All of the data must be printed exactly; please include every line.

══ Stored records

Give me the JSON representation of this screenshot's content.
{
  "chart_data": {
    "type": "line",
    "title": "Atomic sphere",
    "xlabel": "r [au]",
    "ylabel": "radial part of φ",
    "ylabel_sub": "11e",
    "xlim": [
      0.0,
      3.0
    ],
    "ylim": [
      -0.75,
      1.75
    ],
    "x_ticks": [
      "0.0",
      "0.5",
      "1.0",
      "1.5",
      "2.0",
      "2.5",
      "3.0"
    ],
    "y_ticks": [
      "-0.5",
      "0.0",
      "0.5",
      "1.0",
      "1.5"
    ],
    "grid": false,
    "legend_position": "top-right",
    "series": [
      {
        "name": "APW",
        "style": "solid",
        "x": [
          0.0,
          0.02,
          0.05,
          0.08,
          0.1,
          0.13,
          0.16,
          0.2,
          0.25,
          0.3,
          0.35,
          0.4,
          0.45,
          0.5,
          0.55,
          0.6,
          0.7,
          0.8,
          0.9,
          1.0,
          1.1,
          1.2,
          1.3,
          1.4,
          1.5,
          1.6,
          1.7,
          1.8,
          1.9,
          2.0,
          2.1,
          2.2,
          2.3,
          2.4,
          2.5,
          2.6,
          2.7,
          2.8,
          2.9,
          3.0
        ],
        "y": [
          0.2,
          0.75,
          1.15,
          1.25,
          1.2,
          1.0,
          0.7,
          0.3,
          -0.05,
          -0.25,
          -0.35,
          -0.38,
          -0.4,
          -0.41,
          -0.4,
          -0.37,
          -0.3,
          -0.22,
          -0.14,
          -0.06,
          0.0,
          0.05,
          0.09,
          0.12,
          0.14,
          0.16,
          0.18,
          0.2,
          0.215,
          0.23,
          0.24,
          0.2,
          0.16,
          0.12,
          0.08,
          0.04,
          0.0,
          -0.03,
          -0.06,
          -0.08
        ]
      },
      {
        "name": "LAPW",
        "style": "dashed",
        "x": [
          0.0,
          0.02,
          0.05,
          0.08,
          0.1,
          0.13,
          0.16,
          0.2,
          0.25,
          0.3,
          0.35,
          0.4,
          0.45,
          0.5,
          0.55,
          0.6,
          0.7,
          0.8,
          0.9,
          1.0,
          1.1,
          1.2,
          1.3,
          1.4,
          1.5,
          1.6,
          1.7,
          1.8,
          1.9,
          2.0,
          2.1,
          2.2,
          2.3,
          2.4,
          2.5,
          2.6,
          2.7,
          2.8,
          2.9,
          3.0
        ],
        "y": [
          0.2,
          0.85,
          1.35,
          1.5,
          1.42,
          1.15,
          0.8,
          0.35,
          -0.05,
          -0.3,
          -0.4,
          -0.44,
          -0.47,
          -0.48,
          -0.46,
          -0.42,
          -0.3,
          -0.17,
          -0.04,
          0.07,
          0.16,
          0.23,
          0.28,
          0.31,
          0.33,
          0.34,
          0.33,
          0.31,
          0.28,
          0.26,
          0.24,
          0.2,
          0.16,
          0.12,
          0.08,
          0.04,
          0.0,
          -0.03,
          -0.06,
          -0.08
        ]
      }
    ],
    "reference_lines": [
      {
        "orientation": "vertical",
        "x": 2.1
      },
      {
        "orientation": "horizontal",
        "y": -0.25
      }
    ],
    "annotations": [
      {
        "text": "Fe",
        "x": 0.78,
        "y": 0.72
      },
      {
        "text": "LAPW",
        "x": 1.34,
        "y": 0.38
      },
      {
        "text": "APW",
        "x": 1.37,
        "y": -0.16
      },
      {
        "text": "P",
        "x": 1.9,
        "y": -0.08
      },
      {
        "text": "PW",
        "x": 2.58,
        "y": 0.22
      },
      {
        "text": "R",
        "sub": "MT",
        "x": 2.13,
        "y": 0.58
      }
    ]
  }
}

════

→ **Correct output**:
Give me the JSON representation of this screenshot's content.
{
  "chart_data": {
    "type": "line",
    "title": "Atomic sphere",
    "xlabel": "r [au]",
    "ylabel": "radial part of φ",
    "ylabel_sub": "11e",
    "xlim": [
      0.0,
      3.0
    ],
    "ylim": [
      -0.75,
      1.75
    ],
    "x_ticks": [
      "0.0",
      "0.5",
      "1.0",
      "1.5",
      "2.0",
      "2.5",
      "3.0"
    ],
    "y_ticks": [
      "-0.5",
      "0.0",
      "0.5",
      "1.0",
      "1.5"
    ],
    "grid": false,
    "legend_position": "top-right",
    "series": [
      {
        "name": "APW",
        "style": "solid",
        "x": [
          0.0,
          0.02,
          0.05,
          0.08,
          0.1,
          0.13,
          0.16,
          0.2,
          0.25,
          0.3,
          0.35,
          0.4,
          0.45,
          0.5,
          0.55,
          0.6,
          0.7,
          0.8,
          0.9,
          1.0,
          1.1,
          1.2,
          1.3,
          1.4,
          1.5,
          1.6,
          1.7,
          1.8,
          1.9,
          2.0,
          2.1,
          2.2,
          2.3,
          2.4,
          2.5,
          2.6,
          2.7,
          2.8,
          2.9,
          3.0
        ],
        "y": [
          0.2,
          0.75,
          1.15,
          1.25,
          1.2,
          1.0,
          0.7,
          0.3,
          -0.05,
          -0.25,
          -0.35,
          -0.38,
          -0.4,
          -0.41,
          -0.4,
          -0.37,
          -0.3,
          -0.22,
          -0.14,
          -0.06,
          0.0,
          0.05,
          0.09,
          0.12,
          0.14,
          0.16,
          0.18,
          0.2,
          0.215,
          0.23,
          0.24,
          0.2,
          0.16,
          0.12,
          0.08,
          0.04,
          0.0,
          -0.03,
          -0.06,
          -0.08
        ]
      },
      {
        "name": "LAPW",
        "style": "dashed",
        "x": [
          0.0,
          0.02,
          0.05,
          0.08,
          0.1,
          0.13,
          0.16,
          0.2,
          0.25,
          0.3,
          0.35,
          0.4,
          0.45,
          0.5,
          0.55,
          0.6,
          0.7,
          0.8,
          0.9,
          1.0,
          1.1,
          1.2,
          1.3,
          1.4,
          1.5,
          1.6,
          1.7,
          1.8,
          1.9,
          2.0,
          2.1,
          2.2,
          2.3,
          2.4,
          2.5,
          2.6,
          2.7,
          2.8,
          2.9,
          3.0
        ],
        "y": [
          0.2,
          0.85,
          1.35,
          1.5,
          1.42,
          1.15,
          0.8,
          0.35,
          -0.05,
          -0.3,
          -0.4,
          -0.44,
          -0.47,
          -0.48,
          -0.46,
          -0.42,
          -0.3,
          -0.17,
          -0.04,
          0.07,
          0.16,
          0.23,
          0.28,
          0.31,
          0.33,
          0.34,
          0.33,
          0.31,
          0.28,
          0.26,
          0.24,
          0.2,
          0.16,
          0.12,
          0.08,
          0.04,
          0.0,
          -0.03,
          -0.06,
          -0.08
        ]
      }
    ],
    "reference_lines": [
      {
        "orientation": "vertical",
        "x": 2.1
      },
      {
        "orientation": "horizontal",
        "y": -0.25
      }
    ],
    "annotations": [
      {
        "text": "Fe",
        "x": 0.78,
        "y": 0.72
      },
      {
        "text": "LAPW",
        "x": 1.34,
        "y": 0.38
      },
      {
        "text": "APW",
        "x": 1.37,
        "y": -0.16
      },
      {
        "text": "P",
        "x": 1.9,
        "y": -0.08
      },
      {
        "text": "PW",
        "x": 2.58,
        "y": 0.22
      },
      {
        "text": "R",
        "sub": "MT",
        "x": 2.13,
        "y": 0.58
      }
    ]
  }
}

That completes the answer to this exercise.